#### [Goal]
Take the data that follows and retype it word for word.

#### [Dataset records]
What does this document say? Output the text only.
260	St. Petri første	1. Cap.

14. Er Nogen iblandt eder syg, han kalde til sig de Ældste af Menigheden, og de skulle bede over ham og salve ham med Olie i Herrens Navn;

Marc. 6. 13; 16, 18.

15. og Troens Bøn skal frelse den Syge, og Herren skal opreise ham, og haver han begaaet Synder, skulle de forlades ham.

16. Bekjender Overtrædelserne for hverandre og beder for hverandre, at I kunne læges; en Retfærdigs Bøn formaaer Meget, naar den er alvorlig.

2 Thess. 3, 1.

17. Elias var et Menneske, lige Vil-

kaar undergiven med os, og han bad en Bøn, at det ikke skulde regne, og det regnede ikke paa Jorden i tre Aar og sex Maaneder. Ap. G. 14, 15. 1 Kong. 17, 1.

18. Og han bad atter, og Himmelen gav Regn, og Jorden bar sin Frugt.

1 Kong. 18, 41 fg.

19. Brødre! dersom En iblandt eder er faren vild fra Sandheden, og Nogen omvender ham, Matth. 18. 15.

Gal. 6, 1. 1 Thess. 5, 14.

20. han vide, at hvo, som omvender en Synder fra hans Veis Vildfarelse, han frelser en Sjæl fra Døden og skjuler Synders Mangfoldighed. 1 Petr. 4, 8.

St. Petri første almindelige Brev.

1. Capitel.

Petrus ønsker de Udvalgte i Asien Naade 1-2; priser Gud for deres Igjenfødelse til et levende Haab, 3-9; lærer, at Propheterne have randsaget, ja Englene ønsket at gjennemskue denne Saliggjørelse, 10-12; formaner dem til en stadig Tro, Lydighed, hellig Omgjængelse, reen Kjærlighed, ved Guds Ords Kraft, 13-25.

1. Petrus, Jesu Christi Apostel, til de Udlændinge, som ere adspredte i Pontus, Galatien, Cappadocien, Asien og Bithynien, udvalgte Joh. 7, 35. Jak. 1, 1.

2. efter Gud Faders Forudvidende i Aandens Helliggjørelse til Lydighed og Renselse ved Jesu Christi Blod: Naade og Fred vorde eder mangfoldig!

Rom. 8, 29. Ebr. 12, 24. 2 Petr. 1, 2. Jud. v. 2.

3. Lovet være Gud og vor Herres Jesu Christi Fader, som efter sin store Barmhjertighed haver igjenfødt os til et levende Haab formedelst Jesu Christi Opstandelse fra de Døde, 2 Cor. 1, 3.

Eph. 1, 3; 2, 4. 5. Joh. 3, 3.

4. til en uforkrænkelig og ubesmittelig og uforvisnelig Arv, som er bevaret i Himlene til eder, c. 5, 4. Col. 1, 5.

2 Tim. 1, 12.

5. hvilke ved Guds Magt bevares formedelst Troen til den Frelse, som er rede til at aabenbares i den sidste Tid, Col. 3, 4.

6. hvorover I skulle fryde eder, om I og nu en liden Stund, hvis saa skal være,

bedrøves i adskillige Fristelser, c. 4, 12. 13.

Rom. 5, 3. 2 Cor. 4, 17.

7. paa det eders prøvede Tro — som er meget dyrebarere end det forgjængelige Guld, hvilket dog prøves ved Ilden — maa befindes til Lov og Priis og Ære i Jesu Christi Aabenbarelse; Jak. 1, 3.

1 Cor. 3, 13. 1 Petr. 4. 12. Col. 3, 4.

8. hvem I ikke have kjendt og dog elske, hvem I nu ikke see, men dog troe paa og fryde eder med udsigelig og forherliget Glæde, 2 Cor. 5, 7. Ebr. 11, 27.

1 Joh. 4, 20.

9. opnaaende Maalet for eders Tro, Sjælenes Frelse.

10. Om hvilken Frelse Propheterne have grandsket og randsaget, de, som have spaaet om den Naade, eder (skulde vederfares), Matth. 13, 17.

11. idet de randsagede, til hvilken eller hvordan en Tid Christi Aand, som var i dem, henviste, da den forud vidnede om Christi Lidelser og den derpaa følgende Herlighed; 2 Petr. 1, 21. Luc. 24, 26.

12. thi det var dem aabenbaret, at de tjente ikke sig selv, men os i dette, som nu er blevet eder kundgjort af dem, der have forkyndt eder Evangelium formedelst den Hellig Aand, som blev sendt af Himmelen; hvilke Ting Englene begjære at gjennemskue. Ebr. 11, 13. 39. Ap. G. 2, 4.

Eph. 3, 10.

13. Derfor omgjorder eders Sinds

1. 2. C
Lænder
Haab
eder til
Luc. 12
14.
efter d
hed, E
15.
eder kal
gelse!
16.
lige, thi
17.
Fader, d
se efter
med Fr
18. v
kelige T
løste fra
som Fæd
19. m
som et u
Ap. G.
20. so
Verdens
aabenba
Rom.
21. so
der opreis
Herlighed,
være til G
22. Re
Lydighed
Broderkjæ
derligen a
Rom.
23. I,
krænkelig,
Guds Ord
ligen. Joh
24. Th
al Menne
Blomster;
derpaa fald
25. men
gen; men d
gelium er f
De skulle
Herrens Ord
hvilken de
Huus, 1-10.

#### [Answer]
What does this document say? Output the text only.
260	St. Petri første	1. Cap.

14. Er Nogen iblandt eder syg, han kalde til sig de Ældste af Menigheden, og de skulle bede over ham og salve ham med Olie i Herrens Navn;

Marc. 6. 13; 16, 18.

15. og Troens Bøn skal frelse den Syge, og Herren skal opreise ham, og haver han begaaet Synder, skulle de forlades ham.

16. Bekjender Overtrædelserne for hverandre og beder for hverandre, at I kunne læges; en Retfærdigs Bøn formaaer Meget, naar den er alvorlig.

2 Thess. 3, 1.

17. Elias var et Menneske, lige Vil-

kaar undergiven med os, og han bad en Bøn, at det ikke skulde regne, og det regnede ikke paa Jorden i tre Aar og sex Maaneder. Ap. G. 14, 15. 1 Kong. 17, 1.

18. Og han bad atter, og Himmelen gav Regn, og Jorden bar sin Frugt.

1 Kong. 18, 41 fg.

19. Brødre! dersom En iblandt eder er faren vild fra Sandheden, og Nogen omvender ham, Matth. 18. 15.

Gal. 6, 1. 1 Thess. 5, 14.

20. han vide, at hvo, som omvender en Synder fra hans Veis Vildfarelse, han frelser en Sjæl fra Døden og skjuler Synders Mangfoldighed. 1 Petr. 4, 8.

St. Petri første almindelige Brev.

1. Capitel.

Petrus ønsker de Udvalgte i Asien Naade 1-2; priser Gud for deres Igjenfødelse til et levende Haab, 3-9; lærer, at Propheterne have randsaget, ja Englene ønsket at gjennemskue denne Saliggjørelse, 10-12; formaner dem til en stadig Tro, Lydighed, hellig Omgjængelse, reen Kjærlighed, ved Guds Ords Kraft, 13-25.

1. Petrus, Jesu Christi Apostel, til de Udlændinge, som ere adspredte i Pontus, Galatien, Cappadocien, Asien og Bithynien, udvalgte Joh. 7, 35. Jak. 1, 1.

2. efter Gud Faders Forudvidende i Aandens Helliggjørelse til Lydighed og Renselse ved Jesu Christi Blod: Naade og Fred vorde eder mangfoldig!

Rom. 8, 29. Ebr. 12, 24. 2 Petr. 1, 2. Jud. v. 2.

3. Lovet være Gud og vor Herres Jesu Christi Fader, som efter sin store Barmhjertighed haver igjenfødt os til et levende Haab formedelst Jesu Christi Opstandelse fra de Døde, 2 Cor. 1, 3.

Eph. 1, 3; 2, 4. 5. Joh. 3, 3.

4. til en uforkrænkelig og ubesmittelig og uforvisnelig Arv, som er bevaret i Himlene til eder, c. 5, 4. Col. 1, 5.

2 Tim. 1, 12.

5. hvilke ved Guds Magt bevares formedelst Troen til den Frelse, som er rede til at aabenbares i den sidste Tid, Col. 3, 4.

6. hvorover I skulle fryde eder, om I og nu en liden Stund, hvis saa skal være,

bedrøves i adskillige Fristelser, c. 4, 12. 13.

Rom. 5, 3. 2 Cor. 4, 17.

7. paa det eders prøvede Tro — som er meget dyrebarere end det forgjængelige Guld, hvilket dog prøves ved Ilden — maa befindes til Lov og Priis og Ære i Jesu Christi Aabenbarelse; Jak. 1, 3.

1 Cor. 3, 13. 1 Petr. 4. 12. Col. 3, 4.

8. hvem I ikke have kjendt og dog elske, hvem I nu ikke see, men dog troe paa og fryde eder med udsigelig og forherliget Glæde, 2 Cor. 5, 7. Ebr. 11, 27.

1 Joh. 4, 20.

9. opnaaende Maalet for eders Tro, Sjælenes Frelse.

10. Om hvilken Frelse Propheterne have grandsket og randsaget, de, som have spaaet om den Naade, eder (skulde vederfares), Matth. 13, 17.

11. idet de randsagede, til hvilken eller hvordan en Tid Christi Aand, som var i dem, henviste, da den forud vidnede om Christi Lidelser og den derpaa følgende Herlighed; 2 Petr. 1, 21. Luc. 24, 26.

12. thi det var dem aabenbaret, at de tjente ikke sig selv, men os i dette, som nu er blevet eder kundgjort af dem, der have forkyndt eder Evangelium formedelst den Hellig Aand, som blev sendt af Himmelen; hvilke Ting Englene begjære at gjennemskue. Ebr. 11, 13. 39. Ap. G. 2, 4.

Eph. 3, 10.

13. Derfor omgjorder eders Sinds

1. 2. C
Lænder
Haab
eder til
Luc. 12
14.
efter d
hed, E
15.
eder kal
gelse!
16.
lige, thi
17.
Fader, d
se efter
med Fr
18. v
kelige T
løste fra
som Fæd
19. m
som et u
Ap. G.
20. so
Verdens
aabenba
Rom.
21. so
der opreis
Herlighed,
være til G
22. Re
Lydighed
Broderkjæ
derligen a
Rom.
23. I,
krænkelig,
Guds Ord
ligen. Joh
24. Th
al Menne
Blomster;
derpaa fald
25. men
gen; men d
gelium er f
De skulle
Herrens Ord
hvilken de
Huus, 1-10.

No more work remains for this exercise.